§ Short problem
Go through the records and copy each line where the word "landform" occurs.

§ Dataset rows

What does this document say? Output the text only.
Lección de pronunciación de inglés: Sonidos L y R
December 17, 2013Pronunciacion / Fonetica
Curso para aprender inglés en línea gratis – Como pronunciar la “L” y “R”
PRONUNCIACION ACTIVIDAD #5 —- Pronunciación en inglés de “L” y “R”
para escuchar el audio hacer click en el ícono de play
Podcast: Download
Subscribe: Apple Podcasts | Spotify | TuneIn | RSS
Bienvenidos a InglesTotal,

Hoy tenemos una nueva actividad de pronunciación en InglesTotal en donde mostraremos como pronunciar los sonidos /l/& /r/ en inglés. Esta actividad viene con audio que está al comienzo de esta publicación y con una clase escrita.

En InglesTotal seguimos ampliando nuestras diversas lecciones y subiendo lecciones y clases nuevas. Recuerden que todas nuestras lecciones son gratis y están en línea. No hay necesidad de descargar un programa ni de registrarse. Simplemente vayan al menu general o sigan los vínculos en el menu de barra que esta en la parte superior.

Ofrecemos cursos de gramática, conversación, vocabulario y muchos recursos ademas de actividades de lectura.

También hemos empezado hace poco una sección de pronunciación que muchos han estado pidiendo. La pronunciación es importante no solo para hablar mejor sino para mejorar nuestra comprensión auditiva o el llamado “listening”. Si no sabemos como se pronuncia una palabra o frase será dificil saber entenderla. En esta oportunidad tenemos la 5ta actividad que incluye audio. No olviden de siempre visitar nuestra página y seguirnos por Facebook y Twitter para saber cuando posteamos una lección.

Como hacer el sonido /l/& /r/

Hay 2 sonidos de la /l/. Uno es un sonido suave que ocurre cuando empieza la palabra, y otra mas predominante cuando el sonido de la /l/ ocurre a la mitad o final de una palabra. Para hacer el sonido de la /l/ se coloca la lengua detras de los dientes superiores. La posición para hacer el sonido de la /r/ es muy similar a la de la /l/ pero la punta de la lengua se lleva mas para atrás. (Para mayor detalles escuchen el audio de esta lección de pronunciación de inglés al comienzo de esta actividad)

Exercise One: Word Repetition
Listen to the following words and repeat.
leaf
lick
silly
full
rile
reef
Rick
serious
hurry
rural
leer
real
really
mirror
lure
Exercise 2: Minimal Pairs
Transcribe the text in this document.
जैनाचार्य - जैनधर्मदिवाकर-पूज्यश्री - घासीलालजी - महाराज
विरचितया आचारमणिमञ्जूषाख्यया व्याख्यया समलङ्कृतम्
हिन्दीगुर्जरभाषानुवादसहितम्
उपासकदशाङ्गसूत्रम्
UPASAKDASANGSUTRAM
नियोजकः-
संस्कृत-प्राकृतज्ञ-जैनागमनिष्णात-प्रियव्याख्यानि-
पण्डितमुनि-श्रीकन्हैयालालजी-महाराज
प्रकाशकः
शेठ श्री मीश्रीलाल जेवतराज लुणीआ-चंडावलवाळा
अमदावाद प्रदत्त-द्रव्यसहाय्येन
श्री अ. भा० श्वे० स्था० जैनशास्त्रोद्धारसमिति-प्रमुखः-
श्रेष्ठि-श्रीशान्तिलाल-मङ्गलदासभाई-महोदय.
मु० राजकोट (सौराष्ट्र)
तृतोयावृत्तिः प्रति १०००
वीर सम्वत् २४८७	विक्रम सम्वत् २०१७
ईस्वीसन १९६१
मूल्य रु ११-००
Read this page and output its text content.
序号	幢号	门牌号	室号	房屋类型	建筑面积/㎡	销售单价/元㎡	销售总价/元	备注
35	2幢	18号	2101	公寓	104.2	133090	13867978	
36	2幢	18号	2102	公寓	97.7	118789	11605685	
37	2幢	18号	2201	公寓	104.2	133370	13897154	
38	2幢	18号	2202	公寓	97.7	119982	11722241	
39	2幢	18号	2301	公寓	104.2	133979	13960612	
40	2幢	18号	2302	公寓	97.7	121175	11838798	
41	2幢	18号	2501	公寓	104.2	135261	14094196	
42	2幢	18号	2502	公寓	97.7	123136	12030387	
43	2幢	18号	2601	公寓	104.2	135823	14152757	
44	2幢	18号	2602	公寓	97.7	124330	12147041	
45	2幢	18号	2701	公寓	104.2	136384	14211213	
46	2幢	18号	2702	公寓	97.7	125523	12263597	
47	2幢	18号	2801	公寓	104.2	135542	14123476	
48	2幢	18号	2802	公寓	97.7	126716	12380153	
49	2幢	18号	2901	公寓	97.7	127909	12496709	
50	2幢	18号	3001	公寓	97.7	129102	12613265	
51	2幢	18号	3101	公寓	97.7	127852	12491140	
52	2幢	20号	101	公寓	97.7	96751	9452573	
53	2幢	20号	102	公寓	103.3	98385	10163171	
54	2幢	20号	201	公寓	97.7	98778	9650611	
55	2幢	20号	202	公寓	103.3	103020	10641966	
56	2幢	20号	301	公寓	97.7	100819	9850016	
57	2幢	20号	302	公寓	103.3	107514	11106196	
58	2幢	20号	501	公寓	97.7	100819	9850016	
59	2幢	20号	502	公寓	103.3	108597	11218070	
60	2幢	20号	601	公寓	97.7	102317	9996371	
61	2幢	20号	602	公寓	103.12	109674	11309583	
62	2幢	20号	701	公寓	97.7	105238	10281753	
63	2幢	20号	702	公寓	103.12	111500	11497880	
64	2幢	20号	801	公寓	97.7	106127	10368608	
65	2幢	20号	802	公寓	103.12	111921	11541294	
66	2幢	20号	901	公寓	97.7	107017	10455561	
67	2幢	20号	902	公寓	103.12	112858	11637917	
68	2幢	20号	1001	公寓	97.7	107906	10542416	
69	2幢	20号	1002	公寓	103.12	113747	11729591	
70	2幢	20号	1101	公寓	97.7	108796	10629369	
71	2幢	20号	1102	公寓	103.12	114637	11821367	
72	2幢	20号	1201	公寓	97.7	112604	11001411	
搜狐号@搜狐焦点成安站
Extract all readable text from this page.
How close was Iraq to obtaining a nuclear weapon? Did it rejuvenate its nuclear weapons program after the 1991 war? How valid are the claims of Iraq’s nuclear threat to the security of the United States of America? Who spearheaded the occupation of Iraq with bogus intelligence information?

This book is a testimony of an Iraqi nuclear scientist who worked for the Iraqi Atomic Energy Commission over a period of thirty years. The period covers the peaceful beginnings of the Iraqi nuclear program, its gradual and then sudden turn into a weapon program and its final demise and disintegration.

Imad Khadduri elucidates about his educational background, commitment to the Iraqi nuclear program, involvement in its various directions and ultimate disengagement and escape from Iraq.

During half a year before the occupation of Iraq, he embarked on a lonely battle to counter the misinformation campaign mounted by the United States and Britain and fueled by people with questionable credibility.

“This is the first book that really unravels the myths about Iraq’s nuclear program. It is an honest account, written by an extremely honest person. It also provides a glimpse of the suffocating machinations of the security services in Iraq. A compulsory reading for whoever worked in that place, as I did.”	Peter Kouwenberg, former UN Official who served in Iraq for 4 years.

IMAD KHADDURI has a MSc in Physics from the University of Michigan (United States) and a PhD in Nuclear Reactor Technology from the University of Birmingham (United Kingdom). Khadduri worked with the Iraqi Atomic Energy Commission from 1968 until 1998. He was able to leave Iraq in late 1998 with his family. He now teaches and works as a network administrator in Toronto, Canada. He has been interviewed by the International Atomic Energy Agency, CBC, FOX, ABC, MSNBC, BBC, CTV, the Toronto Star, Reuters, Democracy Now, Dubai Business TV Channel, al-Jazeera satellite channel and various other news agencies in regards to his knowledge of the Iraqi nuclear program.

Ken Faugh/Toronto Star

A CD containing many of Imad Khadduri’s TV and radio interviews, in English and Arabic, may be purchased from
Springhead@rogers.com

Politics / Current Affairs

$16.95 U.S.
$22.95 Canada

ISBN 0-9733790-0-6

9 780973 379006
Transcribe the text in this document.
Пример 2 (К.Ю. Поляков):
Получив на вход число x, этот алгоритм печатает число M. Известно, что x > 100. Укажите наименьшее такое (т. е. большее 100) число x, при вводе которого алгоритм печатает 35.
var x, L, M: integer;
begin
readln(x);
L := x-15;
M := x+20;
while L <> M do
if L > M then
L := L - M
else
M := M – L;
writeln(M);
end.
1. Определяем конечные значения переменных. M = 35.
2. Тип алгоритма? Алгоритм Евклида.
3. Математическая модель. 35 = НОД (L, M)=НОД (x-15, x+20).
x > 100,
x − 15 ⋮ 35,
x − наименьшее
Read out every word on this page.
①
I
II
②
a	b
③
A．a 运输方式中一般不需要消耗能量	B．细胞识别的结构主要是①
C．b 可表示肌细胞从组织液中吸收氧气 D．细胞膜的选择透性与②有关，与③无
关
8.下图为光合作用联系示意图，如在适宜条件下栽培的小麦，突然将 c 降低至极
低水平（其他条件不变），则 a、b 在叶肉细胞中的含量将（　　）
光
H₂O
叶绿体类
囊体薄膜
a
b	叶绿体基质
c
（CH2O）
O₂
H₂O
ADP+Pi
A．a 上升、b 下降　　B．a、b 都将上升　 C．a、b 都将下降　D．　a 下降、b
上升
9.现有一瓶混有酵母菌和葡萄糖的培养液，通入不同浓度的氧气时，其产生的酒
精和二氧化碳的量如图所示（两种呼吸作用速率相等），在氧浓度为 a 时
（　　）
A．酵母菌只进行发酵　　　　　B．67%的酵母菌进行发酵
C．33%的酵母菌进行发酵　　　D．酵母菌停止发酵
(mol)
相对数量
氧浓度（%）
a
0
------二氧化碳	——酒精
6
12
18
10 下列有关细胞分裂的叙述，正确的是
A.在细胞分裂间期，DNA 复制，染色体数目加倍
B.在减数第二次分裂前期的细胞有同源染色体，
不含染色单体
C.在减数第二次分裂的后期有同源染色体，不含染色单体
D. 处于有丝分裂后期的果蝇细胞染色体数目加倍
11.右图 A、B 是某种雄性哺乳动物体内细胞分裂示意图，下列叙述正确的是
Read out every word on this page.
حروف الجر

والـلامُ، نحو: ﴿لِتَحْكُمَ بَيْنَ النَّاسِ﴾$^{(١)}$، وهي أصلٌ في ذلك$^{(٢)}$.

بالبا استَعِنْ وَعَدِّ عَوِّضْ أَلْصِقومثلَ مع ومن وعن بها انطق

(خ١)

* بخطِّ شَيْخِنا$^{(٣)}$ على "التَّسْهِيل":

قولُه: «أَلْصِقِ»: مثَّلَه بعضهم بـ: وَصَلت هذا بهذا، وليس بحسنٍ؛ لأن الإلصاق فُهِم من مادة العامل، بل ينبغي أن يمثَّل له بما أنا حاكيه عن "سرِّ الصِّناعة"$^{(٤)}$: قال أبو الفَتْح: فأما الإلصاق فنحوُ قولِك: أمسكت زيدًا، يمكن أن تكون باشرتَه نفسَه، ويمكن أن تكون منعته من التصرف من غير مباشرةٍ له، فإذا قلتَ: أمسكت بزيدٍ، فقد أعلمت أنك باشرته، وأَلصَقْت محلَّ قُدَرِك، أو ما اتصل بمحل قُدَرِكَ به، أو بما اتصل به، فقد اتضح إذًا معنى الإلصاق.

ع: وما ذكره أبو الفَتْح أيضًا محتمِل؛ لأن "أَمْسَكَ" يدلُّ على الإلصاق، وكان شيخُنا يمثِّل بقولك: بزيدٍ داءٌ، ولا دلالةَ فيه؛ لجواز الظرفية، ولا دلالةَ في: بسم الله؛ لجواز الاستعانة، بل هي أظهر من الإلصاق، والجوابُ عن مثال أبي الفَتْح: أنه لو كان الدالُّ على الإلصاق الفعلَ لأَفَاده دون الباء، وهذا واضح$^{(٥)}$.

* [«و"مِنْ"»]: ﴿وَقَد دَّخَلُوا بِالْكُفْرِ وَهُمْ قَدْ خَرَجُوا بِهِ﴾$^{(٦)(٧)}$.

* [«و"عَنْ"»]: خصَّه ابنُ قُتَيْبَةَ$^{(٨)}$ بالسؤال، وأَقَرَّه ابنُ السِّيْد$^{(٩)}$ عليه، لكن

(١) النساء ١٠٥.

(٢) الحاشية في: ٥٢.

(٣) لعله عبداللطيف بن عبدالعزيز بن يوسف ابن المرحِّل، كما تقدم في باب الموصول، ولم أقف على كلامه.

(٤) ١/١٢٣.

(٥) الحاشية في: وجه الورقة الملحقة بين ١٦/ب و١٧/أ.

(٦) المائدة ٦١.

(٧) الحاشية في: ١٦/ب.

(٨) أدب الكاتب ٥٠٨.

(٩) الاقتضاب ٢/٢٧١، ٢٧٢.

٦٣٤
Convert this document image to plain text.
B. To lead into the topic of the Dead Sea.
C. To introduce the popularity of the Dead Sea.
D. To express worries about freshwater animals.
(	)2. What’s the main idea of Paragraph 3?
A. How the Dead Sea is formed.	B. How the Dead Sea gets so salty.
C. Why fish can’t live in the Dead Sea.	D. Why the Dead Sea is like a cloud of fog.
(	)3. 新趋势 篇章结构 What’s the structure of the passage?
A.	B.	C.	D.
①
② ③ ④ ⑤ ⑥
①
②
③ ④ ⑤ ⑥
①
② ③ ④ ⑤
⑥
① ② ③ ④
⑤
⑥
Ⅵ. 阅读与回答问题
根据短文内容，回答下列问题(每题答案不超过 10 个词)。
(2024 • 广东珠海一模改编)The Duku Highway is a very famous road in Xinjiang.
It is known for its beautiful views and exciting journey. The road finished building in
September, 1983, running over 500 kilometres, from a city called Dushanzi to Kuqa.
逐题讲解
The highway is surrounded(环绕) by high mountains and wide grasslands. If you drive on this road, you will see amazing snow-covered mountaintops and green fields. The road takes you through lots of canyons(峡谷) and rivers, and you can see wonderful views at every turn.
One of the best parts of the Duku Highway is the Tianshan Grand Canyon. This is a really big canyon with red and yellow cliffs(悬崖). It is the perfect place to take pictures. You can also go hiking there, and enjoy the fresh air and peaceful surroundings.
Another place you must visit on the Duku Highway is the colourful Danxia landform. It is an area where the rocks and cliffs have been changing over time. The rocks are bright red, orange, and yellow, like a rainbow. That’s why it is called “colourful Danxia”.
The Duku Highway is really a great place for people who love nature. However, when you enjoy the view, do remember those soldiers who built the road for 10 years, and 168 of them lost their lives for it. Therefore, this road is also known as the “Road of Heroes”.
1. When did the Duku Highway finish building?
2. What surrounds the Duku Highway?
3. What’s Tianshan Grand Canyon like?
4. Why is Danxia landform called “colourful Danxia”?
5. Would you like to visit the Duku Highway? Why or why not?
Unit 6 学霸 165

§ Task response
Another place you must visit on the Duku Highway is the colourful Danxia landform. It is an area where the rocks and cliffs have been changing over time. The rocks are bright red, orange, and yellow, like a rainbow. That’s why it is called “colourful Danxia”.
4. Why is Danxia landform called “colourful Danxia”?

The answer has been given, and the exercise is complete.